+++ Data rows +++

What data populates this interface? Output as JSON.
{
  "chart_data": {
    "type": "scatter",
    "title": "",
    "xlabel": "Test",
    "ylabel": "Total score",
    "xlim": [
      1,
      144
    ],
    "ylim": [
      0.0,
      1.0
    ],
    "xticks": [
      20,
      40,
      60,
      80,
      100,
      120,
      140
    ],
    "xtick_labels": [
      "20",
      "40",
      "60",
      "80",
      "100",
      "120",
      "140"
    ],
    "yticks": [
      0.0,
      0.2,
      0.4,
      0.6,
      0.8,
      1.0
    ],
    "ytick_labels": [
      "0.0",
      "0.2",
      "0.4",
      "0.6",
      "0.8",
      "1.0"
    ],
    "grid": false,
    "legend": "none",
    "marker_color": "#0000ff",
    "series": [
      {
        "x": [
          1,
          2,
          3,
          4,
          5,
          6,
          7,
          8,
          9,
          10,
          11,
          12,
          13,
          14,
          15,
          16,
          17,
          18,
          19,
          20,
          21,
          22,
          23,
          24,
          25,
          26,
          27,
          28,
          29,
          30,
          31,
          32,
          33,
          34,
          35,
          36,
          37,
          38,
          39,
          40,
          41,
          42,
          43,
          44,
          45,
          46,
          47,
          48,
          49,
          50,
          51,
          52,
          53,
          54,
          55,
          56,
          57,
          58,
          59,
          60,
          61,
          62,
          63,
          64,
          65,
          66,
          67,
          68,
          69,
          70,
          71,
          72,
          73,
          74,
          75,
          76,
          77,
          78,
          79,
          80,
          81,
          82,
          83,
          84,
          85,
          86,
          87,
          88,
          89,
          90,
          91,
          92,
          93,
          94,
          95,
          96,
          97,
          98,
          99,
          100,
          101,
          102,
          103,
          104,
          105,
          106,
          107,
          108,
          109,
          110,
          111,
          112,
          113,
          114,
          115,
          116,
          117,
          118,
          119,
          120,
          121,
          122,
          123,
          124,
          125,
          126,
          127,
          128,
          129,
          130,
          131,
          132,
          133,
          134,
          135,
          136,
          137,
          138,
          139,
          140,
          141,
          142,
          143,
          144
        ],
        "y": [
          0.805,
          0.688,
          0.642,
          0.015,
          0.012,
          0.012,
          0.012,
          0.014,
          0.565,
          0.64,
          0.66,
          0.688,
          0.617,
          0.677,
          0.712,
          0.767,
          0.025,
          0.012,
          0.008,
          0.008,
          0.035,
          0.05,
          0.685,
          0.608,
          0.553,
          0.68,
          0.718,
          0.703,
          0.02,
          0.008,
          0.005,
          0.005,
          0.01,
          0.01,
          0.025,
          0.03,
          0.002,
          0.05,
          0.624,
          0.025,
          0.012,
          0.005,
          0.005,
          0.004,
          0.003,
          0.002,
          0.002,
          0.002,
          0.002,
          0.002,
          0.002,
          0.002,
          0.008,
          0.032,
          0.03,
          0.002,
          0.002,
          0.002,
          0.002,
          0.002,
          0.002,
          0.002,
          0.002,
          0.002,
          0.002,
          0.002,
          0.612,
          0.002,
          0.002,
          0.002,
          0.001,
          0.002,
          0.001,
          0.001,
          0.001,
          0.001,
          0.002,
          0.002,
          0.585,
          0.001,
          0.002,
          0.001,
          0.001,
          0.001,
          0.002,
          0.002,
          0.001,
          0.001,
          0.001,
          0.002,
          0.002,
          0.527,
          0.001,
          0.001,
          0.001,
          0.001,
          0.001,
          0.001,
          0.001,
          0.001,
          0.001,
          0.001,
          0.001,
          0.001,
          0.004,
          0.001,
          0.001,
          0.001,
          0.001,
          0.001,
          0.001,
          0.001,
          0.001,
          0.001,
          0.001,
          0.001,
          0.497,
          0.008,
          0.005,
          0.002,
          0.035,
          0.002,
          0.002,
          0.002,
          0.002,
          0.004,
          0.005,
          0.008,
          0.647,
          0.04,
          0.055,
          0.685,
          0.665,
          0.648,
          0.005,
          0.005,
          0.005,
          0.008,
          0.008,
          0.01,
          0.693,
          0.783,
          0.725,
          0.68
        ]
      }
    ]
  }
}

+++

Required task:
Please reproduce each record precisely as written.

Completed exercise:
What data populates this interface? Output as JSON.
{
  "chart_data": {
    "type": "scatter",
    "title": "",
    "xlabel": "Test",
    "ylabel": "Total score",
    "xlim": [
      1,
      144
    ],
    "ylim": [
      0.0,
      1.0
    ],
    "xticks": [
      20,
      40,
      60,
      80,
      100,
      120,
      140
    ],
    "xtick_labels": [
      "20",
      "40",
      "60",
      "80",
      "100",
      "120",
      "140"
    ],
    "yticks": [
      0.0,
      0.2,
      0.4,
      0.6,
      0.8,
      1.0
    ],
    "ytick_labels": [
      "0.0",
      "0.2",
      "0.4",
      "0.6",
      "0.8",
      "1.0"
    ],
    "grid": false,
    "legend": "none",
    "marker_color": "#0000ff",
    "series": [
      {
        "x": [
          1,
          2,
          3,
          4,
          5,
          6,
          7,
          8,
          9,
          10,
          11,
          12,
          13,
          14,
          15,
          16,
          17,
          18,
          19,
          20,
          21,
          22,
          23,
          24,
          25,
          26,
          27,
          28,
          29,
          30,
          31,
          32,
          33,
          34,
          35,
          36,
          37,
          38,
          39,
          40,
          41,
          42,
          43,
          44,
          45,
          46,
          47,
          48,
          49,
          50,
          51,
          52,
          53,
          54,
          55,
          56,
          57,
          58,
          59,
          60,
          61,
          62,
          63,
          64,
          65,
          66,
          67,
          68,
          69,
          70,
          71,
          72,
          73,
          74,
          75,
          76,
          77,
          78,
          79,
          80,
          81,
          82,
          83,
          84,
          85,
          86,
          87,
          88,
          89,
          90,
          91,
          92,
          93,
          94,
          95,
          96,
          97,
          98,
          99,
          100,
          101,
          102,
          103,
          104,
          105,
          106,
          107,
          108,
          109,
          110,
          111,
          112,
          113,
          114,
          115,
          116,
          117,
          118,
          119,
          120,
          121,
          122,
          123,
          124,
          125,
          126,
          127,
          128,
          129,
          130,
          131,
          132,
          133,
          134,
          135,
          136,
          137,
          138,
          139,
          140,
          141,
          142,
          143,
          144
        ],
        "y": [
          0.805,
          0.688,
          0.642,
          0.015,
          0.012,
          0.012,
          0.012,
          0.014,
          0.565,
          0.64,
          0.66,
          0.688,
          0.617,
          0.677,
          0.712,
          0.767,
          0.025,
          0.012,
          0.008,
          0.008,
          0.035,
          0.05,
          0.685,
          0.608,
          0.553,
          0.68,
          0.718,
          0.703,
          0.02,
          0.008,
          0.005,
          0.005,
          0.01,
          0.01,
          0.025,
          0.03,
          0.002,
          0.05,
          0.624,
          0.025,
          0.012,
          0.005,
          0.005,
          0.004,
          0.003,
          0.002,
          0.002,
          0.002,
          0.002,
          0.002,
          0.002,
          0.002,
          0.008,
          0.032,
          0.03,
          0.002,
          0.002,
          0.002,
          0.002,
          0.002,
          0.002,
          0.002,
          0.002,
          0.002,
          0.002,
          0.002,
          0.612,
          0.002,
          0.002,
          0.002,
          0.001,
          0.002,
          0.001,
          0.001,
          0.001,
          0.001,
          0.002,
          0.002,
          0.585,
          0.001,
          0.002,
          0.001,
          0.001,
          0.001,
          0.002,
          0.002,
          0.001,
          0.001,
          0.001,
          0.002,
          0.002,
          0.527,
          0.001,
          0.001,
          0.001,
          0.001,
          0.001,
          0.001,
          0.001,
          0.001,
          0.001,
          0.001,
          0.001,
          0.001,
          0.004,
          0.001,
          0.001,
          0.001,
          0.001,
          0.001,
          0.001,
          0.001,
          0.001,
          0.001,
          0.001,
          0.001,
          0.497,
          0.008,
          0.005,
          0.002,
          0.035,
          0.002,
          0.002,
          0.002,
          0.002,
          0.004,
          0.005,
          0.008,
          0.647,
          0.04,
          0.055,
          0.685,
          0.665,
          0.648,
          0.005,
          0.005,
          0.005,
          0.008,
          0.008,
          0.01,
          0.693,
          0.783,
          0.725,
          0.68
        ]
      }
    ]
  }
}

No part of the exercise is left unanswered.